● What you are asked to do: Find each line with the string "caption" and report it.

● Records for the exercise:
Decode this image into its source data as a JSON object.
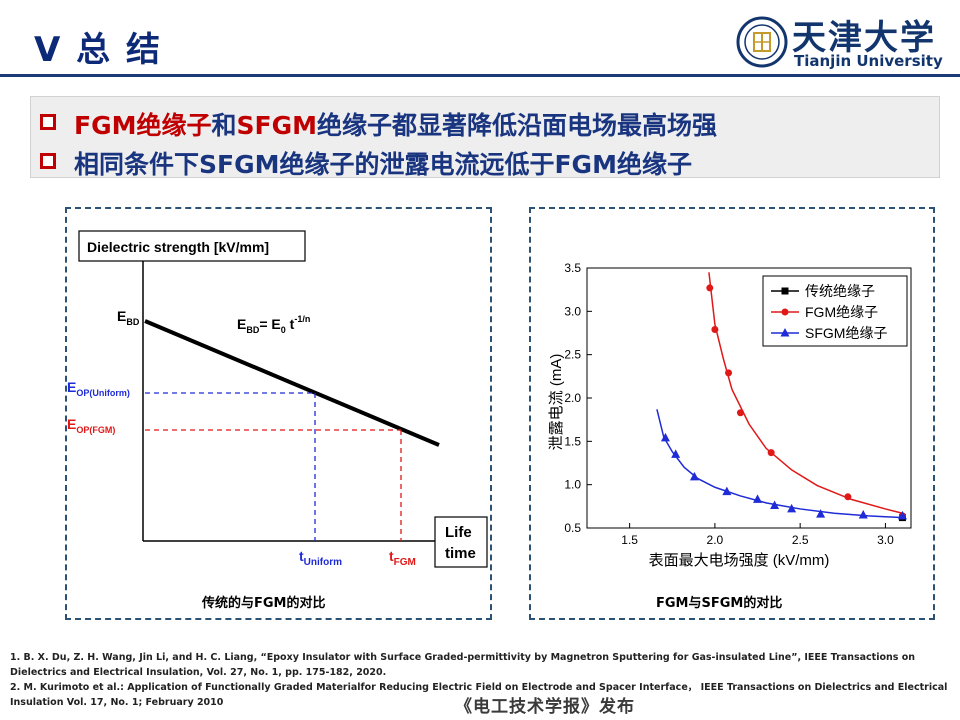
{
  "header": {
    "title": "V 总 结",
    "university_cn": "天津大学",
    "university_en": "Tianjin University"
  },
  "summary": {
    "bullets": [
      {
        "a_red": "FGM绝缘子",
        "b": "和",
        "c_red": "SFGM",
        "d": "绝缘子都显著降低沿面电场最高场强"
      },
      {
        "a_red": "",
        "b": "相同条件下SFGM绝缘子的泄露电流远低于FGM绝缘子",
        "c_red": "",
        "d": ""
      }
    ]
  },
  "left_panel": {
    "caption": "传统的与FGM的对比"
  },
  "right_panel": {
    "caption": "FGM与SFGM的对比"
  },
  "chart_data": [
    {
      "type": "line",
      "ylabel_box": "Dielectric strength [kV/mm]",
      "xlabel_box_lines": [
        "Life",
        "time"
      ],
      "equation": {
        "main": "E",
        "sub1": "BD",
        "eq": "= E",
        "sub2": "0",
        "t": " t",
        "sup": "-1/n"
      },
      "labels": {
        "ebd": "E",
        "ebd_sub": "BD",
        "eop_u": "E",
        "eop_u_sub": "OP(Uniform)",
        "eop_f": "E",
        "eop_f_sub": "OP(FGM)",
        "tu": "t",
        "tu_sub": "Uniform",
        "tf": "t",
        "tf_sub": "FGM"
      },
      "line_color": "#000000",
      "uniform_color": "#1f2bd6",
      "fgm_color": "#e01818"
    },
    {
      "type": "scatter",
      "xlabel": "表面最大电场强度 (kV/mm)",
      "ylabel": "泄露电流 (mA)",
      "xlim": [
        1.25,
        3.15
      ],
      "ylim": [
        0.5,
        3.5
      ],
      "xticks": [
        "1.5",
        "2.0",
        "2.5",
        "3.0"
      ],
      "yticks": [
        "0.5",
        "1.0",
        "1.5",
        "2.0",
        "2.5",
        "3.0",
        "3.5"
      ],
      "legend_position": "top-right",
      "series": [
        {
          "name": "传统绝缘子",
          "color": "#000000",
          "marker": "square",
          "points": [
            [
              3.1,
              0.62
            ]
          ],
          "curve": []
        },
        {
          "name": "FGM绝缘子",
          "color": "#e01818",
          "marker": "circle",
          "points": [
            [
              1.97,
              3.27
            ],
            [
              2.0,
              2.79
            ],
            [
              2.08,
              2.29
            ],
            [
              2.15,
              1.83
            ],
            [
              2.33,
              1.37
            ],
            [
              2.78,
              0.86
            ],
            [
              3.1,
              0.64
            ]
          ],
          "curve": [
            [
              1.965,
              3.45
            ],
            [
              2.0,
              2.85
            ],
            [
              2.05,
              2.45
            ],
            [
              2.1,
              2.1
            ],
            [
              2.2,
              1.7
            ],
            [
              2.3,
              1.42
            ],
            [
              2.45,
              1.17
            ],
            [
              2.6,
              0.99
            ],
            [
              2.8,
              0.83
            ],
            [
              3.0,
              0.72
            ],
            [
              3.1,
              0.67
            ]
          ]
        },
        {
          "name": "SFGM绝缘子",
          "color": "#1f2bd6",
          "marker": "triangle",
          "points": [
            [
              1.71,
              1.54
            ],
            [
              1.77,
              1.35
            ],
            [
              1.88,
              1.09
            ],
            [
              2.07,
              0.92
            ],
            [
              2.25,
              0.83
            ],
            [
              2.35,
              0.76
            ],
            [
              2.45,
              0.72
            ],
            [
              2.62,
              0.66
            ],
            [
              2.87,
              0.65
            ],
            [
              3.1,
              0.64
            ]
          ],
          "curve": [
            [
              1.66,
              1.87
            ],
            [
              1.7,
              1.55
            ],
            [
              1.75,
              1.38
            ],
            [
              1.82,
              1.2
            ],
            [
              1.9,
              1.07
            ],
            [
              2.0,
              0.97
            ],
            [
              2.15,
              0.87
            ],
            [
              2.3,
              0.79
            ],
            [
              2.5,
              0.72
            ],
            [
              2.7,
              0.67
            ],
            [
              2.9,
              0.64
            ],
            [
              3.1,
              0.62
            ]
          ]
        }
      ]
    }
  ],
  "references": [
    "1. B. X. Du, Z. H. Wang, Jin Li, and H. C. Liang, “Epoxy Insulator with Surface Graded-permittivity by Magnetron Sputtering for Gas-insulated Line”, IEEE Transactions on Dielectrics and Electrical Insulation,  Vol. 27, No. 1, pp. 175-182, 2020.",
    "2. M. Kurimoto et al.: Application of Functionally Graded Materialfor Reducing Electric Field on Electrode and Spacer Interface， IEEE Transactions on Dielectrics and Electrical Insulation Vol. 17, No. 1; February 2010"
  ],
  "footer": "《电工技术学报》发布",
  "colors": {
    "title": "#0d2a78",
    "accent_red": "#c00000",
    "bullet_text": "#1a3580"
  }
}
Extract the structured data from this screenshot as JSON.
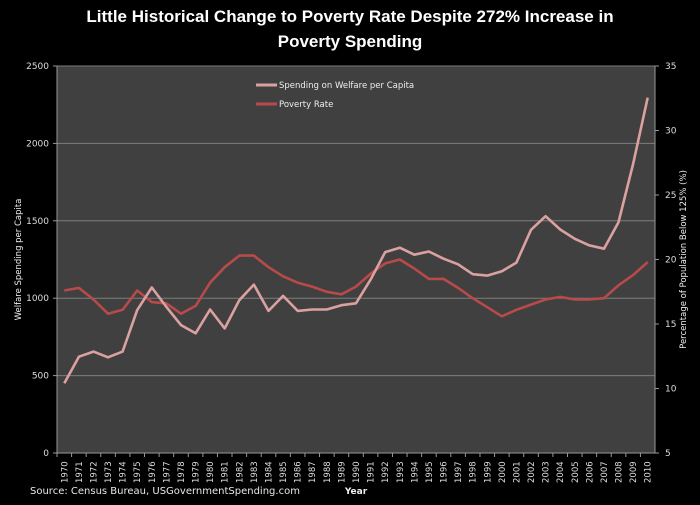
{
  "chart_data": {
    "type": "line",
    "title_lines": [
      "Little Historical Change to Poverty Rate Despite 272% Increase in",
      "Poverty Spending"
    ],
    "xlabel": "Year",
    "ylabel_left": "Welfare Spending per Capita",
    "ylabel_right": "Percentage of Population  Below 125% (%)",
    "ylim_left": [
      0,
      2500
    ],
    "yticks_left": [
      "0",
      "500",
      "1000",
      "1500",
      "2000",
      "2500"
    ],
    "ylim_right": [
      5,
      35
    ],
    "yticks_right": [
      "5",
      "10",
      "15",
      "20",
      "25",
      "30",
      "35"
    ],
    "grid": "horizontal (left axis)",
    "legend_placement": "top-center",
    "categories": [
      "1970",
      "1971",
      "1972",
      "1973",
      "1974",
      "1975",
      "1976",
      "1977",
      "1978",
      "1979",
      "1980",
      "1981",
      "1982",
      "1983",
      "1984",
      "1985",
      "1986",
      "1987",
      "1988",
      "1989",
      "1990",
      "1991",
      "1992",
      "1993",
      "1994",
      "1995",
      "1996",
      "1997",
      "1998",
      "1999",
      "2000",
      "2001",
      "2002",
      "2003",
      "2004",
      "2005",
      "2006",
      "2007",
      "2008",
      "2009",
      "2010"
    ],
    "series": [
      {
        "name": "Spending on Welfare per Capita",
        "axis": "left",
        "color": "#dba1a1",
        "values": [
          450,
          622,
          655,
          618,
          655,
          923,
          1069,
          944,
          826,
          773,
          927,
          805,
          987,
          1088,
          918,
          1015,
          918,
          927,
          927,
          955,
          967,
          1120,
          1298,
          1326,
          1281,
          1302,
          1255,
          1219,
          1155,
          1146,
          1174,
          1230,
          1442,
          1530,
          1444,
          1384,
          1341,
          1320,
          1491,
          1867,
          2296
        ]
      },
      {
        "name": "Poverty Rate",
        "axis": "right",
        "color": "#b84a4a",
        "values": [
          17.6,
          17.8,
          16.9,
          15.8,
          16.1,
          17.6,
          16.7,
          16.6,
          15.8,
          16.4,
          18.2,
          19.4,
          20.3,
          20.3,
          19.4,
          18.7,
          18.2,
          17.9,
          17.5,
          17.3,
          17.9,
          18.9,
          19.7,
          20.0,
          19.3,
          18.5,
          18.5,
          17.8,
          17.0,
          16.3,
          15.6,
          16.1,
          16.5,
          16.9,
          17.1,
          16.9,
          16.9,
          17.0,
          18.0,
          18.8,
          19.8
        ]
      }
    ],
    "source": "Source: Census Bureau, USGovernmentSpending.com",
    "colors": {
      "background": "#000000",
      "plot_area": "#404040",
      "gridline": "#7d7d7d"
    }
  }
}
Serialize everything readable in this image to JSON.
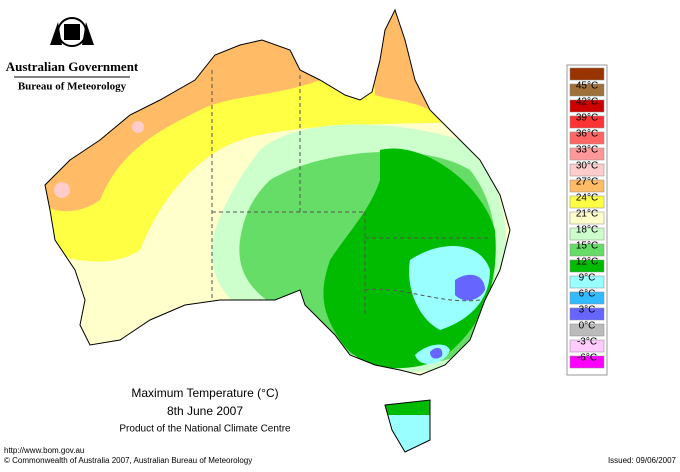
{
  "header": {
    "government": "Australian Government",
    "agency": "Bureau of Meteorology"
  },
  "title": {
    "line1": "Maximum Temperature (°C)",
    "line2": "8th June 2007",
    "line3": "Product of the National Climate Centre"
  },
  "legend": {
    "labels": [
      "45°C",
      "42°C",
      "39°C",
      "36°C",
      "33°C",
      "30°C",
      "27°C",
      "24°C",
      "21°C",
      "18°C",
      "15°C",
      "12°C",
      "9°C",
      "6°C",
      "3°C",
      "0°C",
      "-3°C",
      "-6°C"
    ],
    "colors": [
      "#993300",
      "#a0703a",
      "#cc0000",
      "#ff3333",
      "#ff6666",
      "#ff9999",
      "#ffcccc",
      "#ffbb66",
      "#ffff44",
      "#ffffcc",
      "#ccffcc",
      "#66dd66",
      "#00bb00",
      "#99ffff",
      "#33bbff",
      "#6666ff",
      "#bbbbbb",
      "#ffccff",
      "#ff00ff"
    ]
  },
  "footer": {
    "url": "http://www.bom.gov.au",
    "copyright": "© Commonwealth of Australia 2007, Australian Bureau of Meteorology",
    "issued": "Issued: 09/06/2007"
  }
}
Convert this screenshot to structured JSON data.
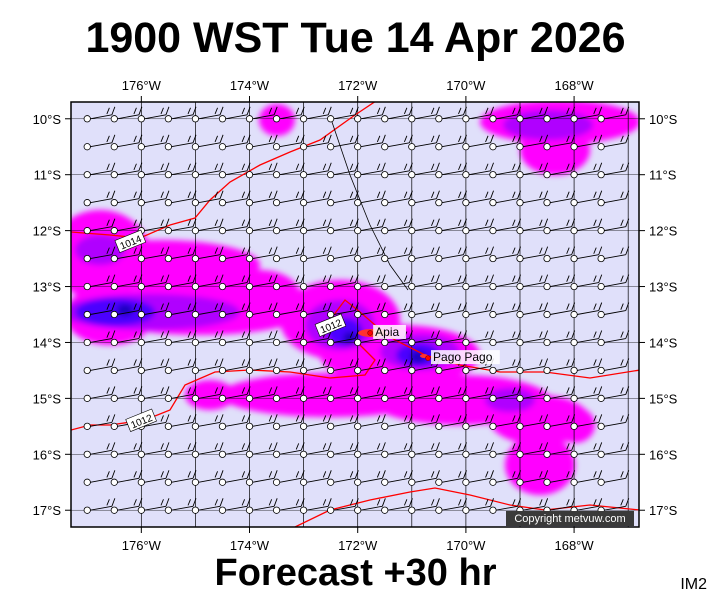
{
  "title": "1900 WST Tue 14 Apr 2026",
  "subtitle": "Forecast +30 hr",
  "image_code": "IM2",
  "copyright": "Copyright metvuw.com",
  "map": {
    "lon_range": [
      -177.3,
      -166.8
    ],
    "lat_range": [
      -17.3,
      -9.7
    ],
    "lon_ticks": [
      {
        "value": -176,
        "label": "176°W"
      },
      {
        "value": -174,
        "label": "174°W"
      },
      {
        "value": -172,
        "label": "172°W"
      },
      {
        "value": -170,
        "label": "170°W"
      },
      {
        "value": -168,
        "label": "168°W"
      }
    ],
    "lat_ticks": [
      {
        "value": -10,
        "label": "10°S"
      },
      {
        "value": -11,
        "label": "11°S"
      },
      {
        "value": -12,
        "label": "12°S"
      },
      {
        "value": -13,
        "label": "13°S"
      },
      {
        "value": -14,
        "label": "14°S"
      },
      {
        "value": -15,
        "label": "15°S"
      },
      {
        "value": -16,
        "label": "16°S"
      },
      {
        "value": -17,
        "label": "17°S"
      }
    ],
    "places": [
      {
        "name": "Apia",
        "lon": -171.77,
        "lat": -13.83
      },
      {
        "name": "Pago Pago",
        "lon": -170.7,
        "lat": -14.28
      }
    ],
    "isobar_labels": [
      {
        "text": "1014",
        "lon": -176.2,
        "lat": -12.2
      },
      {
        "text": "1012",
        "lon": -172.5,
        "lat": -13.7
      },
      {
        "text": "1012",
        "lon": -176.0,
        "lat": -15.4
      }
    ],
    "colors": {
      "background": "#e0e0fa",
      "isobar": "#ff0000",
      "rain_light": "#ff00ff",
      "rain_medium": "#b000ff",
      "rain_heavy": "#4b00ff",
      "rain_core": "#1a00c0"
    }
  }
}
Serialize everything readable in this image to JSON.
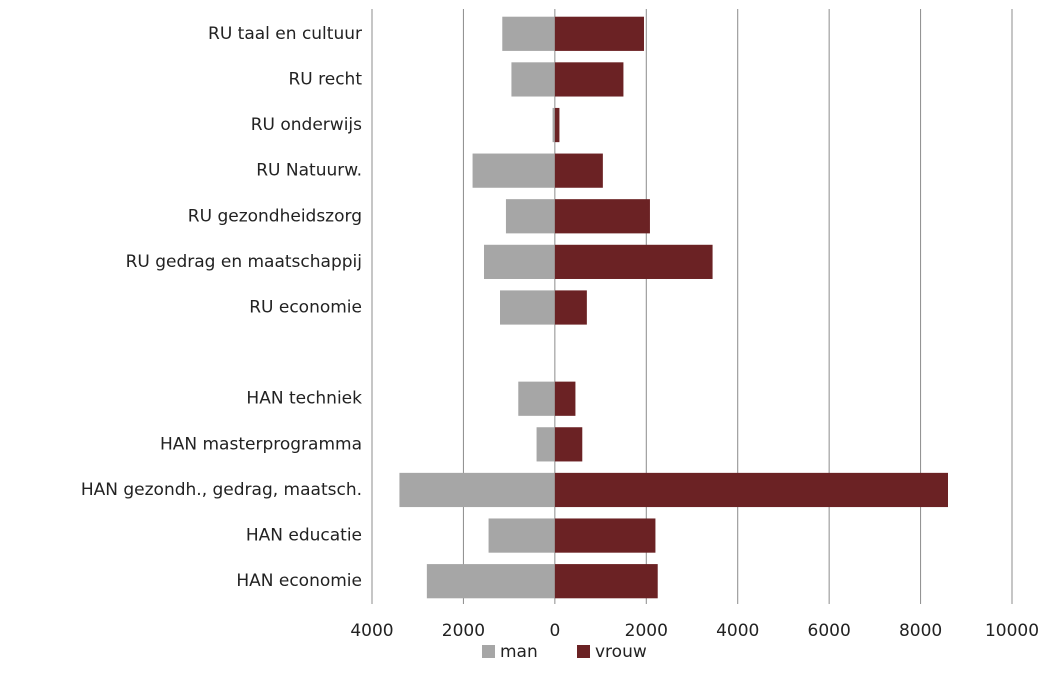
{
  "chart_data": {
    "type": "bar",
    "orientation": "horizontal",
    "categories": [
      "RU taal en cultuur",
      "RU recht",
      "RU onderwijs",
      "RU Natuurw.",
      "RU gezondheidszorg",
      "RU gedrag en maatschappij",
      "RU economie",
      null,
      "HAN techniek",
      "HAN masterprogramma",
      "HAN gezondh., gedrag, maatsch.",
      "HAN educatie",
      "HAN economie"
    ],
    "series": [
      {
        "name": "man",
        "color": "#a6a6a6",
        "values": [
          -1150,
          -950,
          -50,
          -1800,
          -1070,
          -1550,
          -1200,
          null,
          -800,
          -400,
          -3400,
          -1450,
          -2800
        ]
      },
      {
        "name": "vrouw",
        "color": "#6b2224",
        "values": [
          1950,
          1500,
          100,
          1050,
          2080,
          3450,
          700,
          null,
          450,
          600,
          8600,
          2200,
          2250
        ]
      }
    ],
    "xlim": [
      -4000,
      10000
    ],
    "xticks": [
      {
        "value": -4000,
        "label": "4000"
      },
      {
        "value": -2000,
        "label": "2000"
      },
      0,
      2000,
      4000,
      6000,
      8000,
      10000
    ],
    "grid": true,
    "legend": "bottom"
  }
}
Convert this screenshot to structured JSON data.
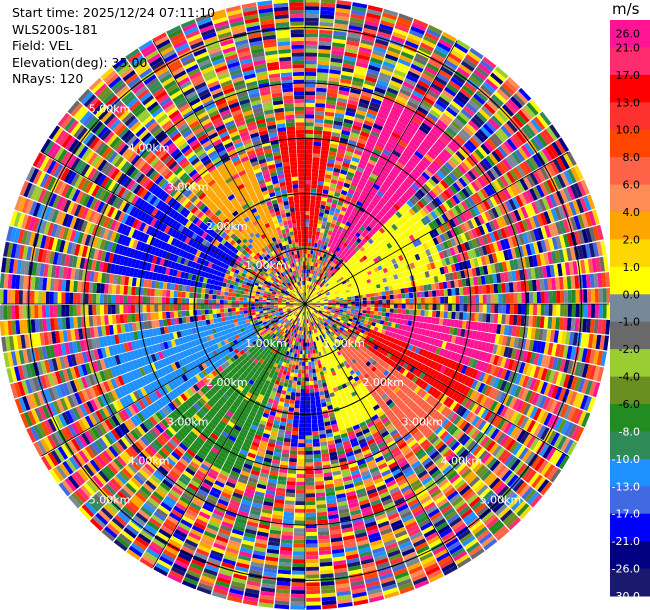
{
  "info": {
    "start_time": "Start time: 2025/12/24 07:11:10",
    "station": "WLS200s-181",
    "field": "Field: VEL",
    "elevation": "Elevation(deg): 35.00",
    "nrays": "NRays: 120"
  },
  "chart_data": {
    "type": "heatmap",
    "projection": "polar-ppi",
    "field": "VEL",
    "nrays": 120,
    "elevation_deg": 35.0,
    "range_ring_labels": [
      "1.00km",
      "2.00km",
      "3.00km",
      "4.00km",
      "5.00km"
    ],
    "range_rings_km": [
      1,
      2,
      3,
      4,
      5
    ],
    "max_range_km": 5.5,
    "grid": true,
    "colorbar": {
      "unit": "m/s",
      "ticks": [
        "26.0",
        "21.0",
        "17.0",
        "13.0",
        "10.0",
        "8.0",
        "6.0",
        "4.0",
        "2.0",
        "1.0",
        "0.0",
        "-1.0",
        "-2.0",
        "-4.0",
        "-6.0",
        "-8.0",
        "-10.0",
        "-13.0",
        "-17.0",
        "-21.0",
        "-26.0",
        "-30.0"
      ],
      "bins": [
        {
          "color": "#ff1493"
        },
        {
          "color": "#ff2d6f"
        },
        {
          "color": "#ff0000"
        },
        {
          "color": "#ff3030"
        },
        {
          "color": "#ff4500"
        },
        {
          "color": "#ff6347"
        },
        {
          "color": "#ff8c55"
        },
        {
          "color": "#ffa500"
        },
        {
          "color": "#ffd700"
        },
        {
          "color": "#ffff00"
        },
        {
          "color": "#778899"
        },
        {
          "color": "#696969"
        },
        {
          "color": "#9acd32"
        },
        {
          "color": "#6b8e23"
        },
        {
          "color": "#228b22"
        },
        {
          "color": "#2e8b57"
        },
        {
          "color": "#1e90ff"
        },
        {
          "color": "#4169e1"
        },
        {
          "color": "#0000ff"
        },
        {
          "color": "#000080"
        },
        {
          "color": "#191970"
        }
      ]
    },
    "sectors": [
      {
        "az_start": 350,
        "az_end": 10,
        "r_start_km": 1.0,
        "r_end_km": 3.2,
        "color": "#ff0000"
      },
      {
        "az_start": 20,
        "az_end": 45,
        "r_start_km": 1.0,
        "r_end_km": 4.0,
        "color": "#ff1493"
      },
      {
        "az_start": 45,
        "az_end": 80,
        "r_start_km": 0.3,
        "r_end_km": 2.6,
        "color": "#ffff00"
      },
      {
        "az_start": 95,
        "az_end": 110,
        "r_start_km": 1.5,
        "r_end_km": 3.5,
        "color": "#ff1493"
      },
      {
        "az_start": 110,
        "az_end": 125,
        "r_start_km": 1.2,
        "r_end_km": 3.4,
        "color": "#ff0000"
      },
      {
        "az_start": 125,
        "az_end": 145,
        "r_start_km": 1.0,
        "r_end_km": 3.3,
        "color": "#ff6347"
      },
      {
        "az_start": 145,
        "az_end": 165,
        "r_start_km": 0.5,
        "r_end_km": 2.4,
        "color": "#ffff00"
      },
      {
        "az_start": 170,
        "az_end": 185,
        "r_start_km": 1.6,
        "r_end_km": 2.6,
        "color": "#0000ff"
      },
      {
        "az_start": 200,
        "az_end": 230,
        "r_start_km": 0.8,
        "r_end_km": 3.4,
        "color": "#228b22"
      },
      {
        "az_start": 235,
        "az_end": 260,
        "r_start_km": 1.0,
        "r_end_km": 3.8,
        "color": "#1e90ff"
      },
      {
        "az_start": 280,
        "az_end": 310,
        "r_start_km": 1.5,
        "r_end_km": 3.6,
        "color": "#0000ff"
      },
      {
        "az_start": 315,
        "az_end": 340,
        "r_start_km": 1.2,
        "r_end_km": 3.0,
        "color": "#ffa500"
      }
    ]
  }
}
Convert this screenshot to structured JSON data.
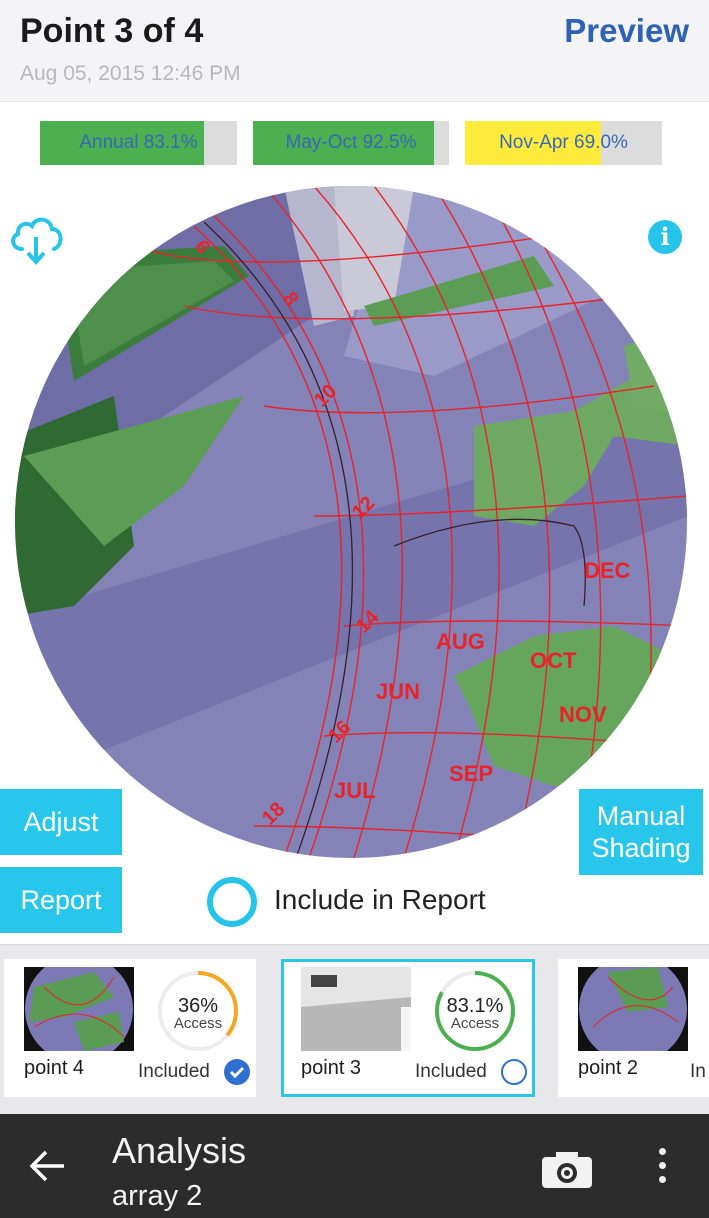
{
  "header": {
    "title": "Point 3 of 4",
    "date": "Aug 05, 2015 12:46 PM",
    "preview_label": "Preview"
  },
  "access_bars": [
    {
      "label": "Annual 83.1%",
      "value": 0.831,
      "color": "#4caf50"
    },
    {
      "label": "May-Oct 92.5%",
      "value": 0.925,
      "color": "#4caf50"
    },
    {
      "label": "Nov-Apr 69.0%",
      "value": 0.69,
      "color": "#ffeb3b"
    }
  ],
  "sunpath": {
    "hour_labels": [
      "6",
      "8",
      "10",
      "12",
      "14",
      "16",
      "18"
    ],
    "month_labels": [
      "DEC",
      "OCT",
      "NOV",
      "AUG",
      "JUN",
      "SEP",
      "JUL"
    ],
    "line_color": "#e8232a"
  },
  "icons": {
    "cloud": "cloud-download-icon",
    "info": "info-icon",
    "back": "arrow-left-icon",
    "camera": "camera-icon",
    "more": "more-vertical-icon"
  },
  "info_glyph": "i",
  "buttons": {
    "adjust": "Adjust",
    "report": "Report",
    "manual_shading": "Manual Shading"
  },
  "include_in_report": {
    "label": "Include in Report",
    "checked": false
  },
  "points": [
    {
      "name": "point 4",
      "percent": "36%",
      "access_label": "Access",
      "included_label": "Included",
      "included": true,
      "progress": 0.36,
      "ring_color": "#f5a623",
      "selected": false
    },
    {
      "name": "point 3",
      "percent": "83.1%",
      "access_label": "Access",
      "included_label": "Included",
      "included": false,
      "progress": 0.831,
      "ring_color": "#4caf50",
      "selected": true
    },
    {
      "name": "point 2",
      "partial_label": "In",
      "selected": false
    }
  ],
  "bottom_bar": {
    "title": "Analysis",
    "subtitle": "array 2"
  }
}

● Solution to this problem:
    "caption": "传统的与FGM的对比"
    "caption": "FGM与SFGM的对比"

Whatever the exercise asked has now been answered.